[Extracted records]
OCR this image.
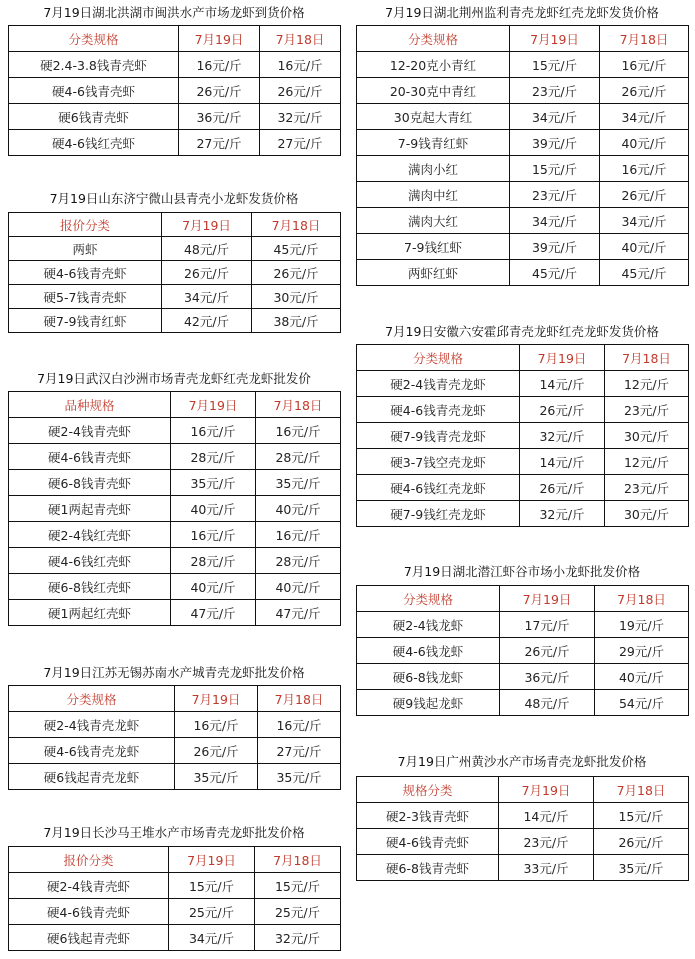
7月19日湖北洪湖市闽洪水产市场龙虾到货价格
分类规格	7月19日	7月18日
硬2.4-3.8钱青壳虾	16元/斤	16元/斤
硬4-6钱青壳虾	26元/斤	26元/斤
硬6钱青壳虾	36元/斤	32元/斤
硬4-6钱红壳虾	27元/斤	27元/斤
7月19日山东济宁微山县青壳小龙虾发货价格
报价分类	7月19日	7月18日
两虾	48元/斤	45元/斤
硬4-6钱青壳虾	26元/斤	26元/斤
硬5-7钱青壳虾	34元/斤	30元/斤
硬7-9钱青红虾	42元/斤	38元/斤
7月19日武汉白沙洲市场青壳龙虾红壳龙虾批发价
品种规格	7月19日	7月18日
硬2-4钱青壳虾	16元/斤	16元/斤
硬4-6钱青壳虾	28元/斤	28元/斤
硬6-8钱青壳虾	35元/斤	35元/斤
硬1两起青壳虾	40元/斤	40元/斤
硬2-4钱红壳虾	16元/斤	16元/斤
硬4-6钱红壳虾	28元/斤	28元/斤
硬6-8钱红壳虾	40元/斤	40元/斤
硬1两起红壳虾	47元/斤	47元/斤
7月19日江苏无锡苏南水产城青壳龙虾批发价格
分类规格	7月19日	7月18日
硬2-4钱青壳龙虾	16元/斤	16元/斤
硬4-6钱青壳龙虾	26元/斤	27元/斤
硬6钱起青壳龙虾	35元/斤	35元/斤
7月19日长沙马王堆水产市场青壳龙虾批发价格
报价分类	7月19日	7月18日
硬2-4钱青壳虾	15元/斤	15元/斤
硬4-6钱青壳虾	25元/斤	25元/斤
硬6钱起青壳虾	34元/斤	32元/斤
7月19日湖北荆州监利青壳龙虾红壳龙虾发货价格
分类规格	7月19日	7月18日
12-20克小青红	15元/斤	16元/斤
20-30克中青红	23元/斤	26元/斤
30克起大青红	34元/斤	34元/斤
7-9钱青红虾	39元/斤	40元/斤
满肉小红	15元/斤	16元/斤
满肉中红	23元/斤	26元/斤
满肉大红	34元/斤	34元/斤
7-9钱红虾	39元/斤	40元/斤
两虾红虾	45元/斤	45元/斤
7月19日安徽六安霍邱青壳龙虾红壳龙虾发货价格
分类规格	7月19日	7月18日
硬2-4钱青壳龙虾	14元/斤	12元/斤
硬4-6钱青壳龙虾	26元/斤	23元/斤
硬7-9钱青壳龙虾	32元/斤	30元/斤
硬3-7钱空壳龙虾	14元/斤	12元/斤
硬4-6钱红壳龙虾	26元/斤	23元/斤
硬7-9钱红壳龙虾	32元/斤	30元/斤
7月19日湖北潜江虾谷市场小龙虾批发价格
分类规格	7月19日	7月18日
硬2-4钱龙虾	17元/斤	19元/斤
硬4-6钱龙虾	26元/斤	29元/斤
硬6-8钱龙虾	36元/斤	40元/斤
硬9钱起龙虾	48元/斤	54元/斤
7月19日广州黄沙水产市场青壳龙虾批发价格
规格分类	7月19日	7月18日
硬2-3钱青壳虾	14元/斤	15元/斤
硬4-6钱青壳虾	23元/斤	26元/斤
硬6-8钱青壳虾	33元/斤	35元/斤
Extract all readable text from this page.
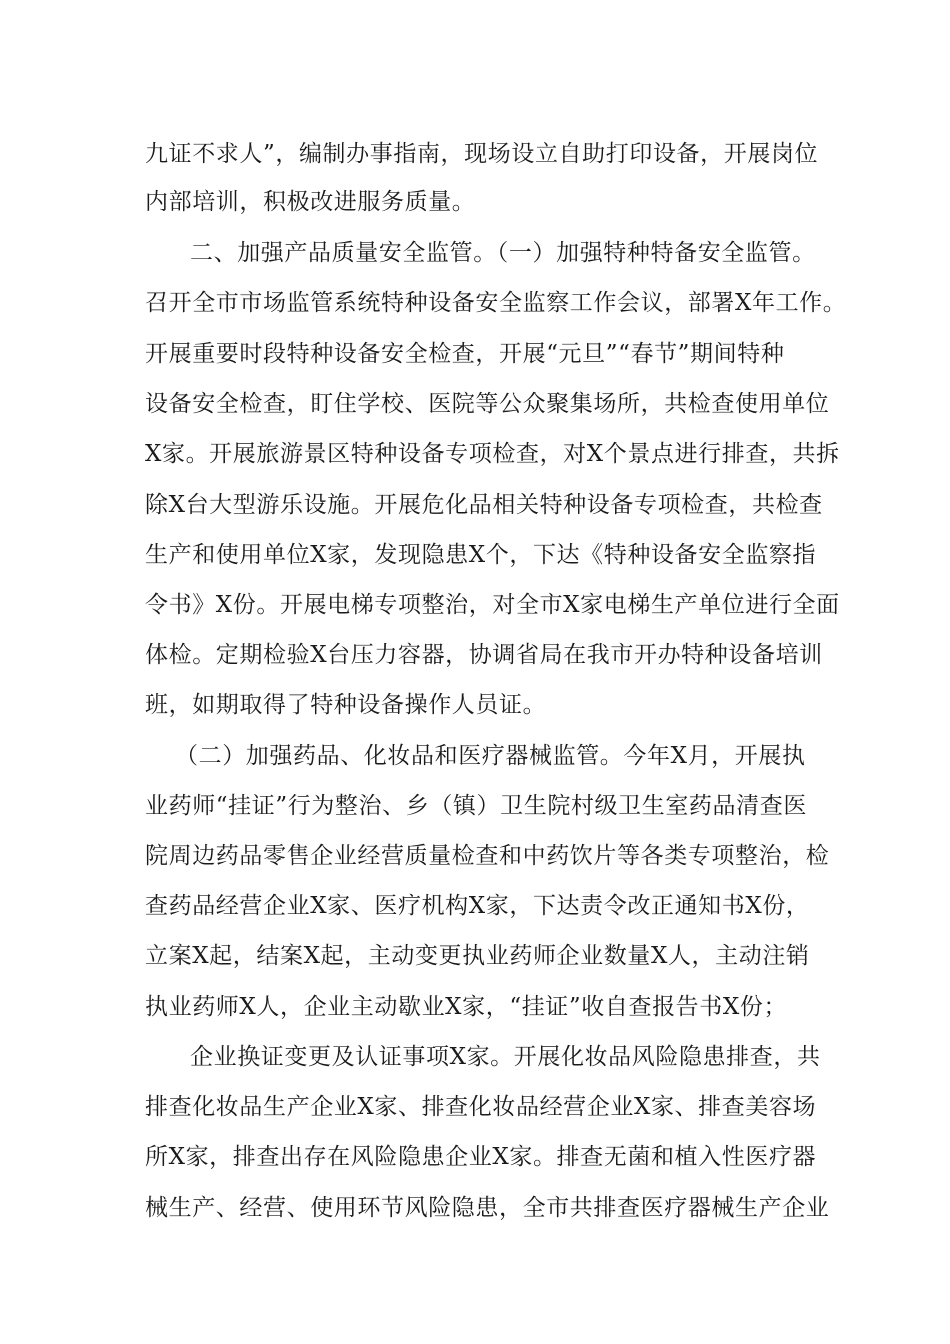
九证不求人”，编制办事指南，现场设立自助打印设备，开展岗位
内部培训，积极改进服务质量。
二、加强产品质量安全监管。（一）加强特种特备安全监管。
召开全市市场监管系统特种设备安全监察工作会议，部署X年工作。
开展重要时段特种设备安全检查，开展“元旦”“春节”期间特种
设备安全检查，盯住学校、医院等公众聚集场所，共检查使用单位
X家。开展旅游景区特种设备专项检查，对X个景点进行排查，共拆
除X台大型游乐设施。开展危化品相关特种设备专项检查，共检查
生产和使用单位X家，发现隐患X个，下达《特种设备安全监察指
令书》X份。开展电梯专项整治，对全市X家电梯生产单位进行全面
体检。定期检验X台压力容器，协调省局在我市开办特种设备培训
班，如期取得了特种设备操作人员证。
（二）加强药品、化妆品和医疗器械监管。今年X月，开展执
业药师“挂证”行为整治、乡（镇）卫生院村级卫生室药品清查医
院周边药品零售企业经营质量检查和中药饮片等各类专项整治，检
查药品经营企业X家、医疗机构X家，下达责令改正通知书X份，
立案X起，结案X起，主动变更执业药师企业数量X人，主动注销
执业药师X人，企业主动歇业X家，“挂证”收自查报告书X份；
企业换证变更及认证事项X家。开展化妆品风险隐患排查，共
排查化妆品生产企业X家、排查化妆品经营企业X家、排查美容场
所X家，排查出存在风险隐患企业X家。排查无菌和植入性医疗器
械生产、经营、使用环节风险隐患，全市共排查医疗器械生产企业
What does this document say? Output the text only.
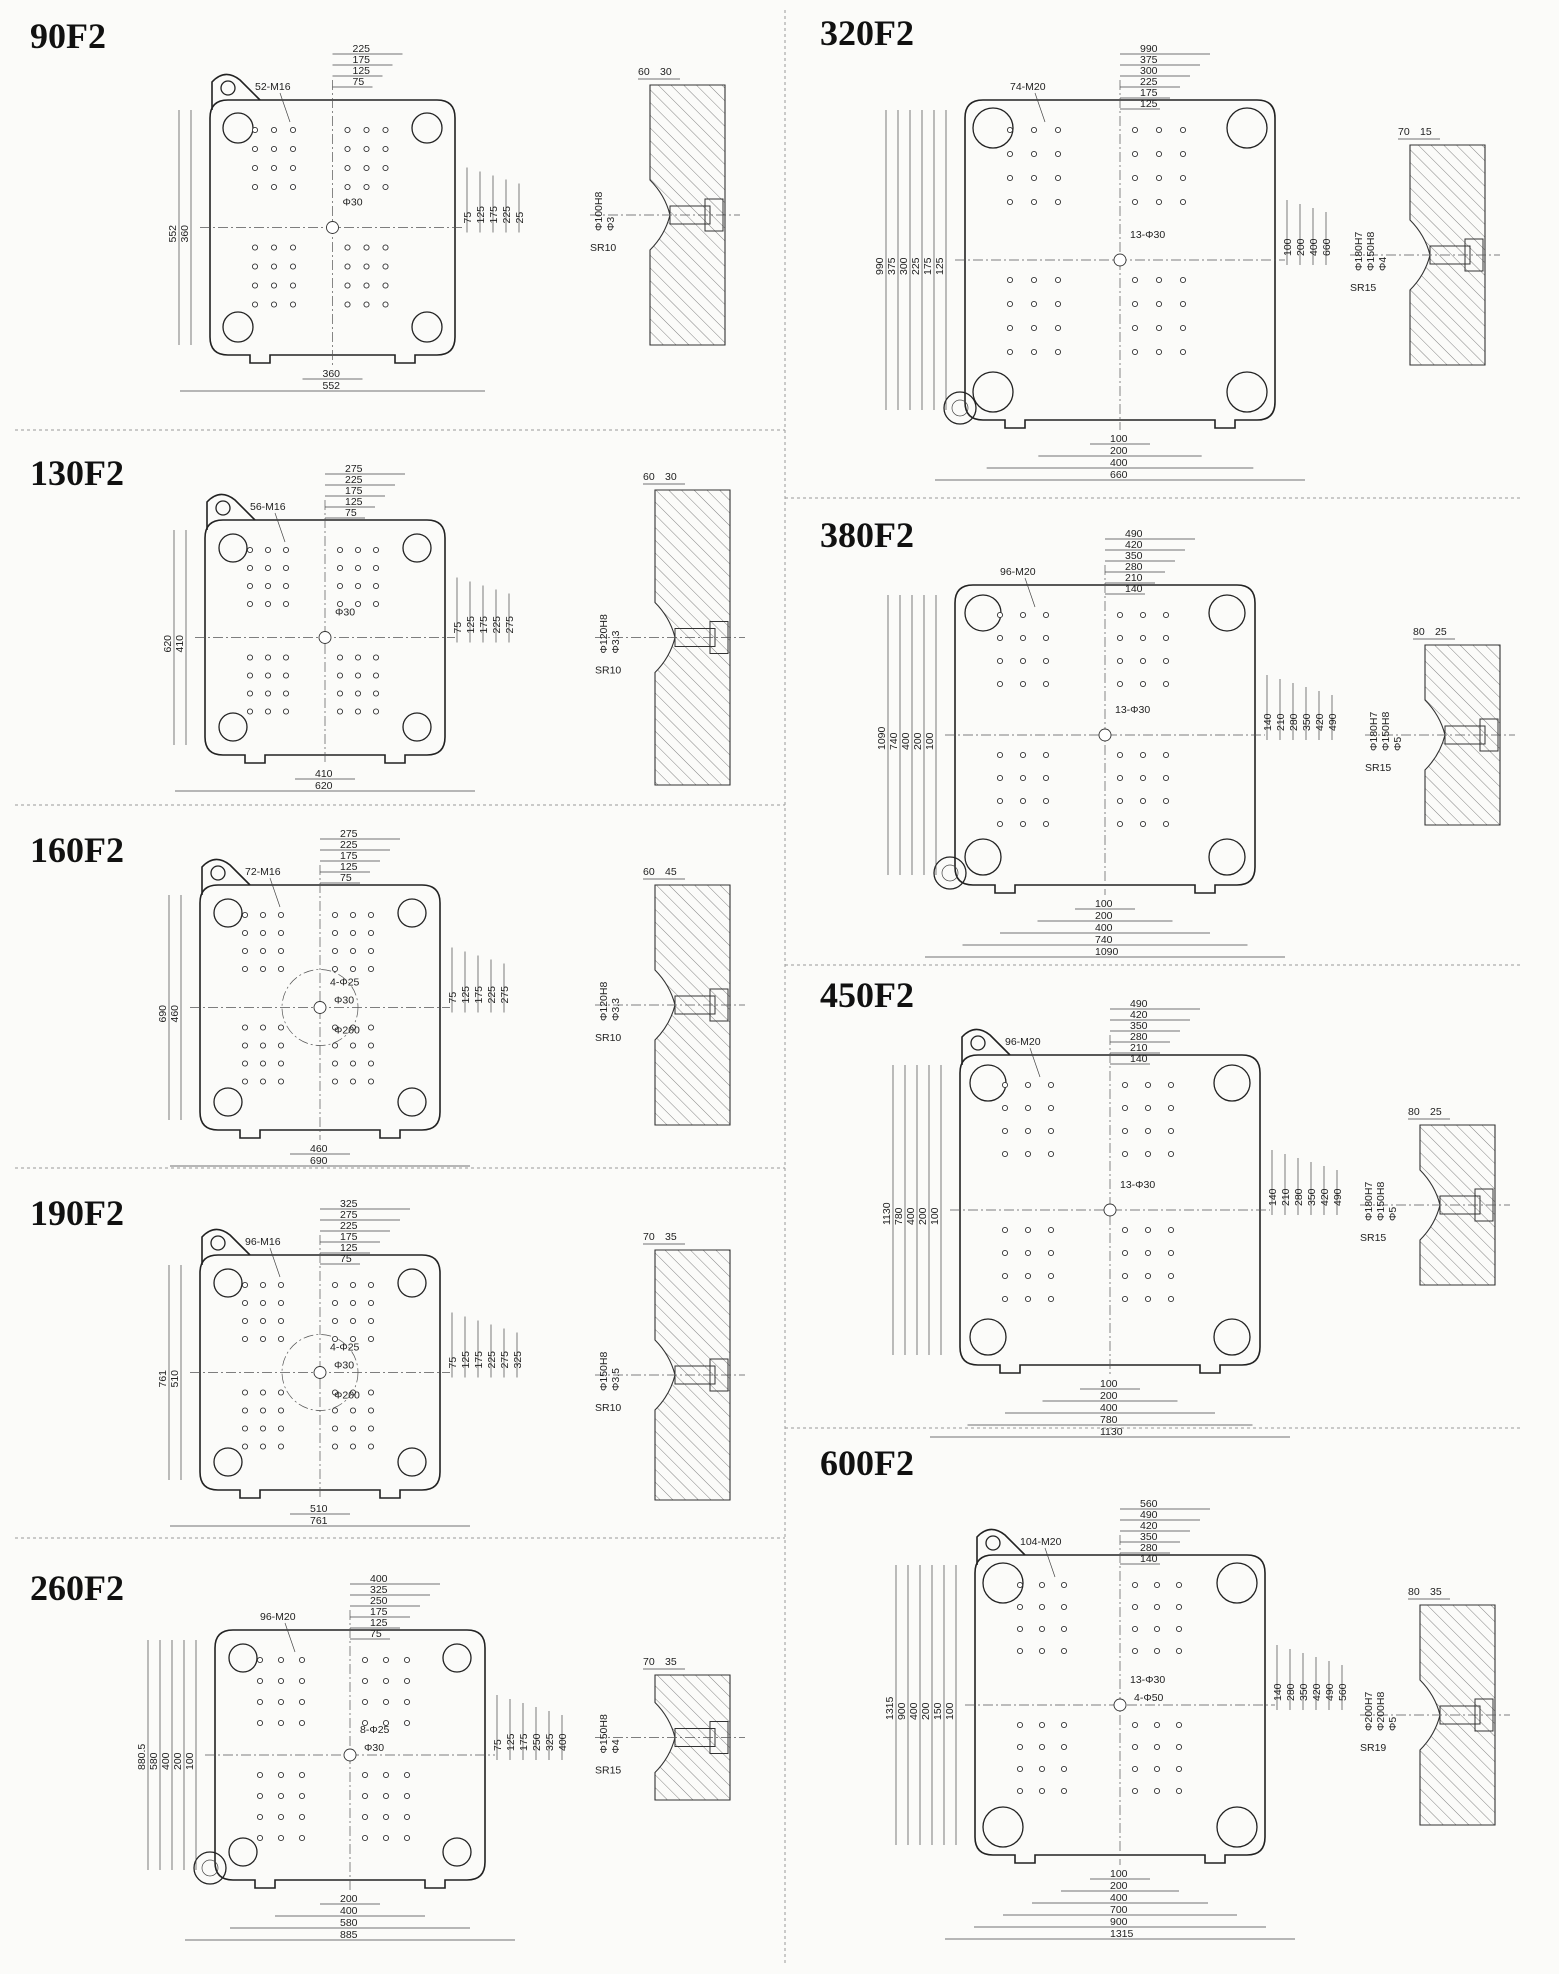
90F2
52-M16
Φ30
225
175
125
75
75 125 175 225 25
552 360
360
552
60 30
Φ100H8 Φ3
SR10
130F2
56-M16
Φ30
275
225
175
125
75
75 125 175 225 275
620 410
410
620
60 30
Φ120H8 Φ3.3
SR10
160F2
72-M16
4-Φ25
Φ30
Φ200
275
225
175
125
75
75 125 175 225 275
690 460
460
690
60 45
Φ120H8 Φ3.3
SR10
190F2
96-M16
4-Φ25
Φ30
Φ200
325
275
225
175
125
75
75 125 175 225 275 325
761 510
510
761
70 35
Φ150H8 Φ3.5
SR10
260F2
96-M20
8-Φ25
Φ30
400
325
250
175
125
75
75 125 175 250 325 400
880.5 580 400 200 100
200
400
580
885
70 35
Φ150H8 Φ4
SR15
320F2
74-M20
13-Φ30
990
375
300
225
175
125
100 200 400 660
990 375 300 225 175 125
100
200
400
660
70 15
Φ180H7 Φ150H8 Φ4
SR15
380F2
96-M20
13-Φ30
490
420
350
280
210
140
140 210 280 350 420 490
1090 740 400 200 100
100
200
400
740
1090
80 25
Φ180H7 Φ150H8 Φ5
SR15
450F2
96-M20
13-Φ30
490
420
350
280
210
140
140 210 280 350 420 490
1130 780 400 200 100
100
200
400
780
1130
80 25
Φ180H7 Φ150H8 Φ5
SR15
600F2
104-M20
13-Φ30
4-Φ50
560
490
420
350
280
140
140 280 350 420 490 560
1315 900 400 200 150 100
100
200
400
700
900
1315
80 35
Φ200H7 Φ200H8 Φ5
SR19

What you will do. All records should be output exactly, with the pictures left out.

Worked solution.
OCR this image.
7月19日湖北洪湖市闽洪水产市场龙虾到货价格
分类规格	7月19日	7月18日
硬2.4-3.8钱青壳虾	16元/斤	16元/斤
硬4-6钱青壳虾	26元/斤	26元/斤
硬6钱青壳虾	36元/斤	32元/斤
硬4-6钱红壳虾	27元/斤	27元/斤
7月19日山东济宁微山县青壳小龙虾发货价格
报价分类	7月19日	7月18日
两虾	48元/斤	45元/斤
硬4-6钱青壳虾	26元/斤	26元/斤
硬5-7钱青壳虾	34元/斤	30元/斤
硬7-9钱青红虾	42元/斤	38元/斤
7月19日武汉白沙洲市场青壳龙虾红壳龙虾批发价
品种规格	7月19日	7月18日
硬2-4钱青壳虾	16元/斤	16元/斤
硬4-6钱青壳虾	28元/斤	28元/斤
硬6-8钱青壳虾	35元/斤	35元/斤
硬1两起青壳虾	40元/斤	40元/斤
硬2-4钱红壳虾	16元/斤	16元/斤
硬4-6钱红壳虾	28元/斤	28元/斤
硬6-8钱红壳虾	40元/斤	40元/斤
硬1两起红壳虾	47元/斤	47元/斤
7月19日江苏无锡苏南水产城青壳龙虾批发价格
分类规格	7月19日	7月18日
硬2-4钱青壳龙虾	16元/斤	16元/斤
硬4-6钱青壳龙虾	26元/斤	27元/斤
硬6钱起青壳龙虾	35元/斤	35元/斤
7月19日长沙马王堆水产市场青壳龙虾批发价格
报价分类	7月19日	7月18日
硬2-4钱青壳虾	15元/斤	15元/斤
硬4-6钱青壳虾	25元/斤	25元/斤
硬6钱起青壳虾	34元/斤	32元/斤
7月19日湖北荆州监利青壳龙虾红壳龙虾发货价格
分类规格	7月19日	7月18日
12-20克小青红	15元/斤	16元/斤
20-30克中青红	23元/斤	26元/斤
30克起大青红	34元/斤	34元/斤
7-9钱青红虾	39元/斤	40元/斤
满肉小红	15元/斤	16元/斤
满肉中红	23元/斤	26元/斤
满肉大红	34元/斤	34元/斤
7-9钱红虾	39元/斤	40元/斤
两虾红虾	45元/斤	45元/斤
7月19日安徽六安霍邱青壳龙虾红壳龙虾发货价格
分类规格	7月19日	7月18日
硬2-4钱青壳龙虾	14元/斤	12元/斤
硬4-6钱青壳龙虾	26元/斤	23元/斤
硬7-9钱青壳龙虾	32元/斤	30元/斤
硬3-7钱空壳龙虾	14元/斤	12元/斤
硬4-6钱红壳龙虾	26元/斤	23元/斤
硬7-9钱红壳龙虾	32元/斤	30元/斤
7月19日湖北潜江虾谷市场小龙虾批发价格
分类规格	7月19日	7月18日
硬2-4钱龙虾	17元/斤	19元/斤
硬4-6钱龙虾	26元/斤	29元/斤
硬6-8钱龙虾	36元/斤	40元/斤
硬9钱起龙虾	48元/斤	54元/斤
7月19日广州黄沙水产市场青壳龙虾批发价格
规格分类	7月19日	7月18日
硬2-3钱青壳虾	14元/斤	15元/斤
硬4-6钱青壳虾	23元/斤	26元/斤
硬6-8钱青壳虾	33元/斤	35元/斤
Extract all readable text from this page.
九证不求人”，编制办事指南，现场设立自助打印设备，开展岗位
内部培训，积极改进服务质量。
二、加强产品质量安全监管。（一）加强特种特备安全监管。
召开全市市场监管系统特种设备安全监察工作会议，部署X年工作。
开展重要时段特种设备安全检查，开展“元旦”“春节”期间特种
设备安全检查，盯住学校、医院等公众聚集场所，共检查使用单位
X家。开展旅游景区特种设备专项检查，对X个景点进行排查，共拆
除X台大型游乐设施。开展危化品相关特种设备专项检查，共检查
生产和使用单位X家，发现隐患X个，下达《特种设备安全监察指
令书》X份。开展电梯专项整治，对全市X家电梯生产单位进行全面
体检。定期检验X台压力容器，协调省局在我市开办特种设备培训
班，如期取得了特种设备操作人员证。
（二）加强药品、化妆品和医疗器械监管。今年X月，开展执
业药师“挂证”行为整治、乡（镇）卫生院村级卫生室药品清查医
院周边药品零售企业经营质量检查和中药饮片等各类专项整治，检
查药品经营企业X家、医疗机构X家，下达责令改正通知书X份，
立案X起，结案X起，主动变更执业药师企业数量X人，主动注销
执业药师X人，企业主动歇业X家，“挂证”收自查报告书X份；
企业换证变更及认证事项X家。开展化妆品风险隐患排查，共
排查化妆品生产企业X家、排查化妆品经营企业X家、排查美容场
所X家，排查出存在风险隐患企业X家。排查无菌和植入性医疗器
械生产、经营、使用环节风险隐患，全市共排查医疗器械生产企业
What does this document say? Output the text only.
90F2
52-M16
Φ30
225
175
125
75
75 125 175 225 25
552 360
360
552
60 30
Φ100H8 Φ3
SR10
130F2
56-M16
Φ30
275
225
175
125
75
75 125 175 225 275
620 410
410
620
60 30
Φ120H8 Φ3.3
SR10
160F2
72-M16
4-Φ25
Φ30
Φ200
275
225
175
125
75
75 125 175 225 275
690 460
460
690
60 45
Φ120H8 Φ3.3
SR10
190F2
96-M16
4-Φ25
Φ30
Φ200
325
275
225
175
125
75
75 125 175 225 275 325
761 510
510
761
70 35
Φ150H8 Φ3.5
SR10
260F2
96-M20
8-Φ25
Φ30
400
325
250
175
125
75
75 125 175 250 325 400
880.5 580 400 200 100
200
400
580
885
70 35
Φ150H8 Φ4
SR15
320F2
74-M20
13-Φ30
990
375
300
225
175
125
100 200 400 660
990 375 300 225 175 125
100
200
400
660
70 15
Φ180H7 Φ150H8 Φ4
SR15
380F2
96-M20
13-Φ30
490
420
350
280
210
140
140 210 280 350 420 490
1090 740 400 200 100
100
200
400
740
1090
80 25
Φ180H7 Φ150H8 Φ5
SR15
450F2
96-M20
13-Φ30
490
420
350
280
210
140
140 210 280 350 420 490
1130 780 400 200 100
100
200
400
780
1130
80 25
Φ180H7 Φ150H8 Φ5
SR15
600F2
104-M20
13-Φ30
4-Φ50
560
490
420
350
280
140
140 280 350 420 490 560
1315 900 400 200 150 100
100
200
400
700
900
1315
80 35
Φ200H7 Φ200H8 Φ5
SR19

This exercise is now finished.